INSTRUCTIONS FOR THE TASK:
Below are some entries. Copy each line that holds the string "score".

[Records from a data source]
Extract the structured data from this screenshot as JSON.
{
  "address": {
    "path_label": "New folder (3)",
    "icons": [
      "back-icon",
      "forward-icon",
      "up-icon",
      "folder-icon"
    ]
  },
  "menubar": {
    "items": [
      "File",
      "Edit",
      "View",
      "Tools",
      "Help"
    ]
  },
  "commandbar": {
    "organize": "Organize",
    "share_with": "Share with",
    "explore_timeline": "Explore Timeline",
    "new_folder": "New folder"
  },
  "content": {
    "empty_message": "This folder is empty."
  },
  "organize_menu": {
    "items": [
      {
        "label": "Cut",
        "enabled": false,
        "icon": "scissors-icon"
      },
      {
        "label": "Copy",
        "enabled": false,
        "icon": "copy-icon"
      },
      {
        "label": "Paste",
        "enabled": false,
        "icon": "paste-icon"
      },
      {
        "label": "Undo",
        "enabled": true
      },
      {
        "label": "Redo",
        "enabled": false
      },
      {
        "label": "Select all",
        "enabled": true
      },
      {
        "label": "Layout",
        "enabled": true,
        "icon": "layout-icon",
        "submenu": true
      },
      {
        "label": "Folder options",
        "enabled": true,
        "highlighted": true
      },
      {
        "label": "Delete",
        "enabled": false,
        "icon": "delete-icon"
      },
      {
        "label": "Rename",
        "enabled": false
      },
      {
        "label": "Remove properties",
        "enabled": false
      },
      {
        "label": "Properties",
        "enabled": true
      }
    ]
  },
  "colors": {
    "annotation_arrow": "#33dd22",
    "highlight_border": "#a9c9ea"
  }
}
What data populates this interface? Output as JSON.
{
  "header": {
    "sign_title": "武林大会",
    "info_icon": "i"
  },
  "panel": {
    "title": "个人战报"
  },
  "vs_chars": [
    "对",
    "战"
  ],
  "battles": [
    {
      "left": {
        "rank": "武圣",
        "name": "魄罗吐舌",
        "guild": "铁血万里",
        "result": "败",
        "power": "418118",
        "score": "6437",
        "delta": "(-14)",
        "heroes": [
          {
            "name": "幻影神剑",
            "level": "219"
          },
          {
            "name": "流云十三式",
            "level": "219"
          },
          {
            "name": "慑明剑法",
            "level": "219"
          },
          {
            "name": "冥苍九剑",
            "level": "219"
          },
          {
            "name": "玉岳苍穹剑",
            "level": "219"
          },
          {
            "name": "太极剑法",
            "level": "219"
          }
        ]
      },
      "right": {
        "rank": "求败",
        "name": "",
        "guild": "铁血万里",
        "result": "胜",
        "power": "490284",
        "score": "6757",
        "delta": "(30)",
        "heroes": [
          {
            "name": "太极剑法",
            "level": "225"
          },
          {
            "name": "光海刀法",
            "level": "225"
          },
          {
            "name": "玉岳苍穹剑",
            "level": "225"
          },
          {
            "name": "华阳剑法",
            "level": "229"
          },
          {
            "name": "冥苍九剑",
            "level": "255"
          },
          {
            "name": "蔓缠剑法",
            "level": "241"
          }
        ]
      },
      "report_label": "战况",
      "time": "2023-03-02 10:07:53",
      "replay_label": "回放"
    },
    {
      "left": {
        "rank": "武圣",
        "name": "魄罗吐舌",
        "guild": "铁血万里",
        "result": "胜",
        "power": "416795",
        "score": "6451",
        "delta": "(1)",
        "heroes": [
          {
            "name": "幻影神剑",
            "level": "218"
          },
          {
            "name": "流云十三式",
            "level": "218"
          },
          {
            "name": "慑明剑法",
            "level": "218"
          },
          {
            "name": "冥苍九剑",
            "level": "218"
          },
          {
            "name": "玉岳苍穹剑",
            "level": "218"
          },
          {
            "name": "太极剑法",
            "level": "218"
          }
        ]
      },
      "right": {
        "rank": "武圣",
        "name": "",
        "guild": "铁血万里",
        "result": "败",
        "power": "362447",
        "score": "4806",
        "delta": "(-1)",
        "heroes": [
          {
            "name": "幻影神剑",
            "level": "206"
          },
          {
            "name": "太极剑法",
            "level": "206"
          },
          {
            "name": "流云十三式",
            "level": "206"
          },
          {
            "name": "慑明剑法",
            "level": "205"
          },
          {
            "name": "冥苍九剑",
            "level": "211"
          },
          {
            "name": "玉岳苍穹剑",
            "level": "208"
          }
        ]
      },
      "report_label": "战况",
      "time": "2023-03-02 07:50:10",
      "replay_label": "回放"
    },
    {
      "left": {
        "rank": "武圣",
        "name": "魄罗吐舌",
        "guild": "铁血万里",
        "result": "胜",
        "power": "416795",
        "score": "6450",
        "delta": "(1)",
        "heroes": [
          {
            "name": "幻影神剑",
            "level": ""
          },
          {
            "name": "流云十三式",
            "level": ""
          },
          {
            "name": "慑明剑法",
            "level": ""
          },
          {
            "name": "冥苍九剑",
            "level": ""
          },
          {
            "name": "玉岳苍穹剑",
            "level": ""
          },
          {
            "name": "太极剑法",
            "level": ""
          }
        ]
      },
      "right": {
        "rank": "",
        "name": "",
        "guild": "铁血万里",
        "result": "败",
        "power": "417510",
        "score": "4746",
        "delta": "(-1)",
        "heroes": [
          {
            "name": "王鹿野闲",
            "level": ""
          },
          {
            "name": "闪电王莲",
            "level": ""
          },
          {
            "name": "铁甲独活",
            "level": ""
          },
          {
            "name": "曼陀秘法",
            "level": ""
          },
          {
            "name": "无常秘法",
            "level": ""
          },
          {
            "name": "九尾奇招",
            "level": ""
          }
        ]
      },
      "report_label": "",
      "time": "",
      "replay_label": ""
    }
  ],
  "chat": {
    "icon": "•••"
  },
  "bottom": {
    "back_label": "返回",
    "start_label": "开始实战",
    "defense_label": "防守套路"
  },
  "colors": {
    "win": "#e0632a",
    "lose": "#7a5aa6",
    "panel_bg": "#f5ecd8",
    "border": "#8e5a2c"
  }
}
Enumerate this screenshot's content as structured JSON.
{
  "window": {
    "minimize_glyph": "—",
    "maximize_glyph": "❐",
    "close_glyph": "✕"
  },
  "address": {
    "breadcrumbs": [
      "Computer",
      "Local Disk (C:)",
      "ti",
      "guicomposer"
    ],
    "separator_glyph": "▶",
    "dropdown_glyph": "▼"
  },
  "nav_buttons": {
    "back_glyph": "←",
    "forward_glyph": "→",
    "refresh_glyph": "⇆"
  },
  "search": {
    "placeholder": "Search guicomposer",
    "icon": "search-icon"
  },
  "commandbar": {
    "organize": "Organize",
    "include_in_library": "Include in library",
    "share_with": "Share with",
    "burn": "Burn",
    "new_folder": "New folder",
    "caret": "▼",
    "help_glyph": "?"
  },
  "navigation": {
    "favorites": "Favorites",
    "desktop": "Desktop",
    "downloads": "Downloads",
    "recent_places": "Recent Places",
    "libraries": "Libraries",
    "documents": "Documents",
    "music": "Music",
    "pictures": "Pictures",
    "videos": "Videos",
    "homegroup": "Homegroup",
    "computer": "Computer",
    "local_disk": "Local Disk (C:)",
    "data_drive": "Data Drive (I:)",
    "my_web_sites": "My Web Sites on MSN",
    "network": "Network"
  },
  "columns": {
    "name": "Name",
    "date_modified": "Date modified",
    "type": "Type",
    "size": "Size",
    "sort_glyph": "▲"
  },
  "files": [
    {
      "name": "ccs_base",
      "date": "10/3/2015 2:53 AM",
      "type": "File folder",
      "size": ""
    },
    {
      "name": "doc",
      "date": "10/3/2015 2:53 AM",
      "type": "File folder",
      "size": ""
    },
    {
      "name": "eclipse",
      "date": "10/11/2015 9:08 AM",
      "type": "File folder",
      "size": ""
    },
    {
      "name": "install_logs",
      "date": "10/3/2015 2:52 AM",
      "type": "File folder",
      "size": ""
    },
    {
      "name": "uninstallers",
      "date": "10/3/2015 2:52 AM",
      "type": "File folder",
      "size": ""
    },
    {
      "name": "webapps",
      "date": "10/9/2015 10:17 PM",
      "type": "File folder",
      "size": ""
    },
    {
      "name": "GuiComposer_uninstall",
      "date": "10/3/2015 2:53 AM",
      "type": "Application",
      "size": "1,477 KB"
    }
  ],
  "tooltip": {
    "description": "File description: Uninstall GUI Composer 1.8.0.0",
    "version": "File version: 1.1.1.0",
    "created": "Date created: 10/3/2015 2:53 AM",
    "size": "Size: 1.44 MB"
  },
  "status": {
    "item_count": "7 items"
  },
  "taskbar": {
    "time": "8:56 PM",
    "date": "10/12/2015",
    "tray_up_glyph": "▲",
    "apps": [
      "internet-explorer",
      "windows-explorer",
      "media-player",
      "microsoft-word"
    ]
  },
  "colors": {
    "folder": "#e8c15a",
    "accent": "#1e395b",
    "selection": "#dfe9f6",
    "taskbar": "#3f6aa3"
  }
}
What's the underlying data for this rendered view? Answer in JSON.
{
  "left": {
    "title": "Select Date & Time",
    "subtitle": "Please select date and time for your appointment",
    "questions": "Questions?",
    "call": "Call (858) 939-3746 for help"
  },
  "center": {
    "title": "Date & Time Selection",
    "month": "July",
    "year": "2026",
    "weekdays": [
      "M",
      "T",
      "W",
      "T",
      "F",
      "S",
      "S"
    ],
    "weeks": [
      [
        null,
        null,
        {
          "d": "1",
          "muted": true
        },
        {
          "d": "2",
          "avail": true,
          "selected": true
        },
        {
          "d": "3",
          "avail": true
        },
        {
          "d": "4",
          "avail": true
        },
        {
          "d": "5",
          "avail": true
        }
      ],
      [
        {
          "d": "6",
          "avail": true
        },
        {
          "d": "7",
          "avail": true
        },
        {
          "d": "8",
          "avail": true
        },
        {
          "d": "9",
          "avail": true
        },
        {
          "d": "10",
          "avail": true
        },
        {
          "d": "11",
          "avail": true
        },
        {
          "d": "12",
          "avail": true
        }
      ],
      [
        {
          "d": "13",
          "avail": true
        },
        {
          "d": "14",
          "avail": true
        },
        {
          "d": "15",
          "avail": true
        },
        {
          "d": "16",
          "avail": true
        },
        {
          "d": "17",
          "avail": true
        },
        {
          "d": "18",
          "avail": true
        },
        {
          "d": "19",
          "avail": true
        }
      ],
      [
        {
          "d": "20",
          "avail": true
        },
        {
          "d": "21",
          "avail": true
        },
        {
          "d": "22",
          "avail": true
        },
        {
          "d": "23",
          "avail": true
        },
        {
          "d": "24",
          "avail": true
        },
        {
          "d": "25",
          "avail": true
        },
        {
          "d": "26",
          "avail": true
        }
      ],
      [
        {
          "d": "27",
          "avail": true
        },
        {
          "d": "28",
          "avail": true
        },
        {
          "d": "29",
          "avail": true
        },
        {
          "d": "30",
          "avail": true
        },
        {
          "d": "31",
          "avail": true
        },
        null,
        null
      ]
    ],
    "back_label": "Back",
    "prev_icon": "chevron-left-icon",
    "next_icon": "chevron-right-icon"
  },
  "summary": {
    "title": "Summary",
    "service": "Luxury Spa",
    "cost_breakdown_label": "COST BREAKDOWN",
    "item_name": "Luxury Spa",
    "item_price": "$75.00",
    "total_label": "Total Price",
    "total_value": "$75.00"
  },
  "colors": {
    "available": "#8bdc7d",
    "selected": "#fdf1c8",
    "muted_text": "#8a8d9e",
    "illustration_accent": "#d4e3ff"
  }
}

ANSWER TO THIS PROBLEM:
        "score": "6437",
        "score": "6757",
        "score": "6451",
        "score": "4806",
        "score": "6450",
        "score": "4746",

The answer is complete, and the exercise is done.